__TASK DIRECTIONS__:
Word for word, give the material below again, minus any images.

start

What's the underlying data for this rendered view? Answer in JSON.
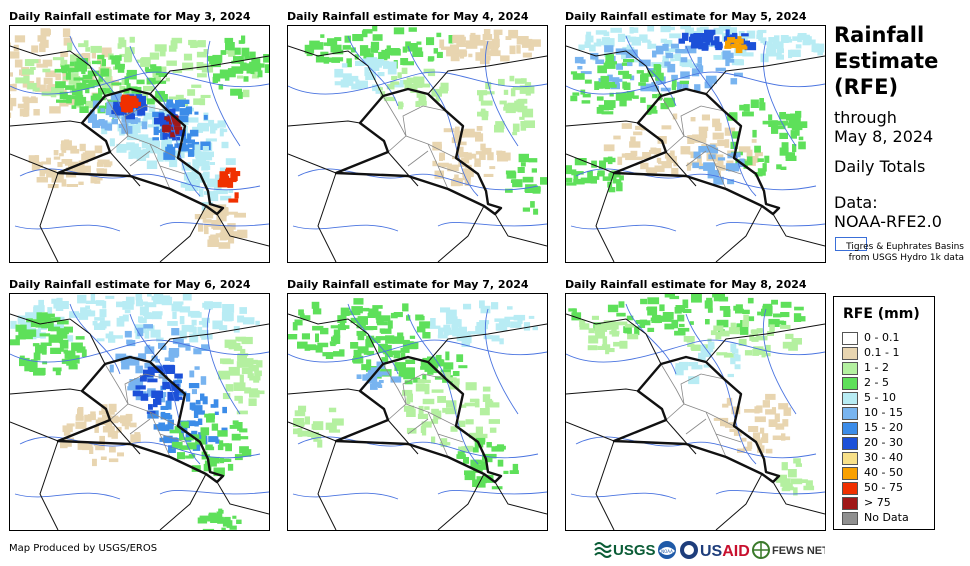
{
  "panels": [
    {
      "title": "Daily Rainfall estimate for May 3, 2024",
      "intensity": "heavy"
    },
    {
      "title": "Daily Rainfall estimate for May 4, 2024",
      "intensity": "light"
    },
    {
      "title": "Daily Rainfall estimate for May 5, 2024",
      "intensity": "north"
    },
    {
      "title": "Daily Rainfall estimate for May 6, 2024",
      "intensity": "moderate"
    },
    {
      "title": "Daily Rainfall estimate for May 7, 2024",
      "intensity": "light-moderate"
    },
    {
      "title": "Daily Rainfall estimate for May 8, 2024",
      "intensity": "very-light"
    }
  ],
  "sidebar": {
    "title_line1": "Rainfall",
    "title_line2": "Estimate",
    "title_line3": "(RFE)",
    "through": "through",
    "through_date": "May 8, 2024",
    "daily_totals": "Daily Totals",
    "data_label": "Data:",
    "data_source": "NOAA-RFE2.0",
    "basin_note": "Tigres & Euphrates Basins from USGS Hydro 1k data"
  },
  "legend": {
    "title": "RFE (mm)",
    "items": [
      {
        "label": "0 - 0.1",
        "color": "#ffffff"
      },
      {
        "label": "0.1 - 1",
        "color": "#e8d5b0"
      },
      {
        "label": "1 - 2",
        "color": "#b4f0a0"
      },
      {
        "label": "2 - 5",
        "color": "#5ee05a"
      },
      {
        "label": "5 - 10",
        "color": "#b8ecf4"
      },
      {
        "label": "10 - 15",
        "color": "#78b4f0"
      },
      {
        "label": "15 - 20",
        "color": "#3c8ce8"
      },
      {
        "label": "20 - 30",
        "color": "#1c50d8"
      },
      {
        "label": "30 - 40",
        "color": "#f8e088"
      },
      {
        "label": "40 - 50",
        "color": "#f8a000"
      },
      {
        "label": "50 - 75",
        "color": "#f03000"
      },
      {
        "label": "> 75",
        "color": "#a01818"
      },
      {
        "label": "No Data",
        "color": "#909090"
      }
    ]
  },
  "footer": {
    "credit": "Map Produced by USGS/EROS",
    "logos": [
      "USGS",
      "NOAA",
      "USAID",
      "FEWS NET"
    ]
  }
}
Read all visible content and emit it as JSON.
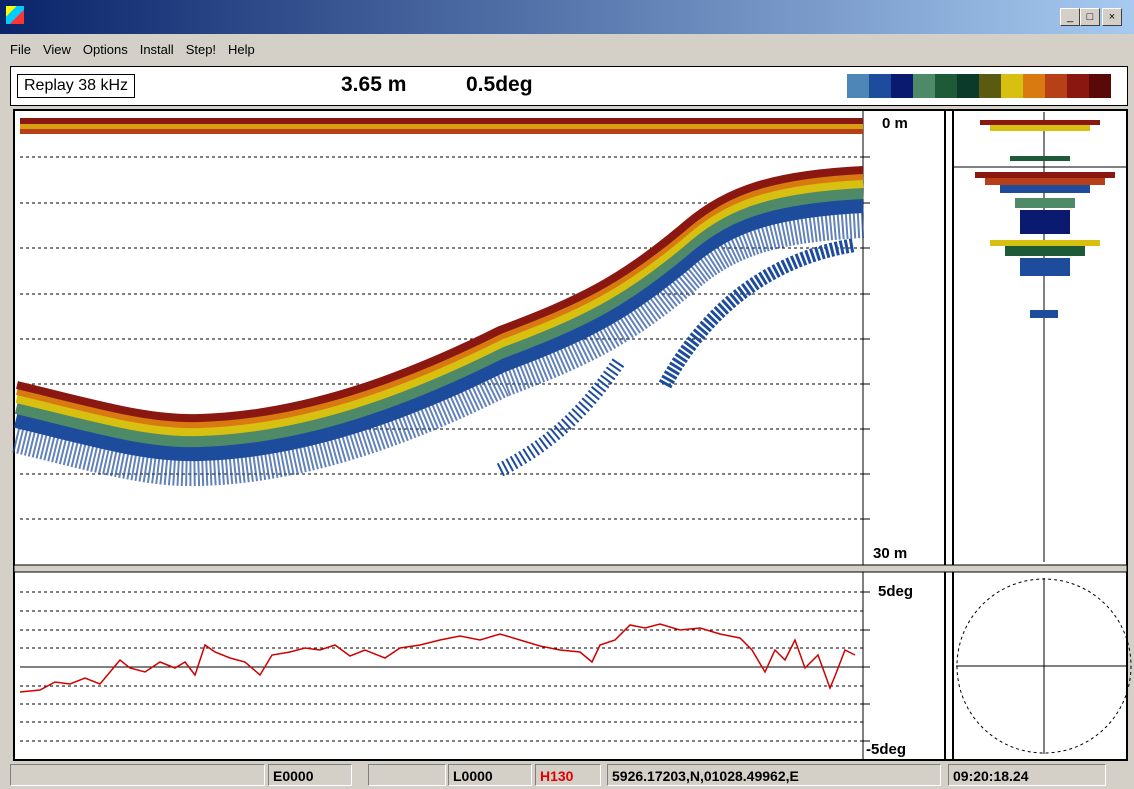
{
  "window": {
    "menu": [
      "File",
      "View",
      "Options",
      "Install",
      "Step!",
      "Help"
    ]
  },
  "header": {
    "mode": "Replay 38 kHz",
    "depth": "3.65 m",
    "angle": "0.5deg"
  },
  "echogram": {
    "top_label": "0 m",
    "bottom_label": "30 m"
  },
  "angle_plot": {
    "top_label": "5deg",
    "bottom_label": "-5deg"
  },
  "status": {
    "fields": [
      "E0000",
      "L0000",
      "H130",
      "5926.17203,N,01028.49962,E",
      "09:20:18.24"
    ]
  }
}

end

__THE SOLUTION__:
What's the underlying data for this rendered view? Answer in JSON.
{
  "panels": [
    {
      "title": "Daily Rainfall estimate for May 3, 2024",
      "intensity": "heavy"
    },
    {
      "title": "Daily Rainfall estimate for May 4, 2024",
      "intensity": "light"
    },
    {
      "title": "Daily Rainfall estimate for May 5, 2024",
      "intensity": "north"
    },
    {
      "title": "Daily Rainfall estimate for May 6, 2024",
      "intensity": "moderate"
    },
    {
      "title": "Daily Rainfall estimate for May 7, 2024",
      "intensity": "light-moderate"
    },
    {
      "title": "Daily Rainfall estimate for May 8, 2024",
      "intensity": "very-light"
    }
  ],
  "sidebar": {
    "title_line1": "Rainfall",
    "title_line2": "Estimate",
    "title_line3": "(RFE)",
    "through": "through",
    "through_date": "May 8, 2024",
    "daily_totals": "Daily Totals",
    "data_label": "Data:",
    "data_source": "NOAA-RFE2.0",
    "basin_note": "Tigres & Euphrates Basins from USGS Hydro 1k data"
  },
  "legend": {
    "title": "RFE (mm)",
    "items": [
      {
        "label": "0 - 0.1",
        "color": "#ffffff"
      },
      {
        "label": "0.1 - 1",
        "color": "#e8d5b0"
      },
      {
        "label": "1 - 2",
        "color": "#b4f0a0"
      },
      {
        "label": "2 - 5",
        "color": "#5ee05a"
      },
      {
        "label": "5 - 10",
        "color": "#b8ecf4"
      },
      {
        "label": "10 - 15",
        "color": "#78b4f0"
      },
      {
        "label": "15 - 20",
        "color": "#3c8ce8"
      },
      {
        "label": "20 - 30",
        "color": "#1c50d8"
      },
      {
        "label": "30 - 40",
        "color": "#f8e088"
      },
      {
        "label": "40 - 50",
        "color": "#f8a000"
      },
      {
        "label": "50 - 75",
        "color": "#f03000"
      },
      {
        "label": "> 75",
        "color": "#a01818"
      },
      {
        "label": "No Data",
        "color": "#909090"
      }
    ]
  },
  "footer": {
    "credit": "Map Produced by USGS/EROS",
    "logos": [
      "USGS",
      "NOAA",
      "USAID",
      "FEWS NET"
    ]
  }
}
Read all visible content and emit it as JSON.
{
  "window": {
    "menu": [
      "File",
      "View",
      "Options",
      "Install",
      "Step!",
      "Help"
    ]
  },
  "header": {
    "mode": "Replay 38 kHz",
    "depth": "3.65 m",
    "angle": "0.5deg"
  },
  "echogram": {
    "top_label": "0 m",
    "bottom_label": "30 m"
  },
  "angle_plot": {
    "top_label": "5deg",
    "bottom_label": "-5deg"
  },
  "status": {
    "fields": [
      "E0000",
      "L0000",
      "H130",
      "5926.17203,N,01028.49962,E",
      "09:20:18.24"
    ]
  }
}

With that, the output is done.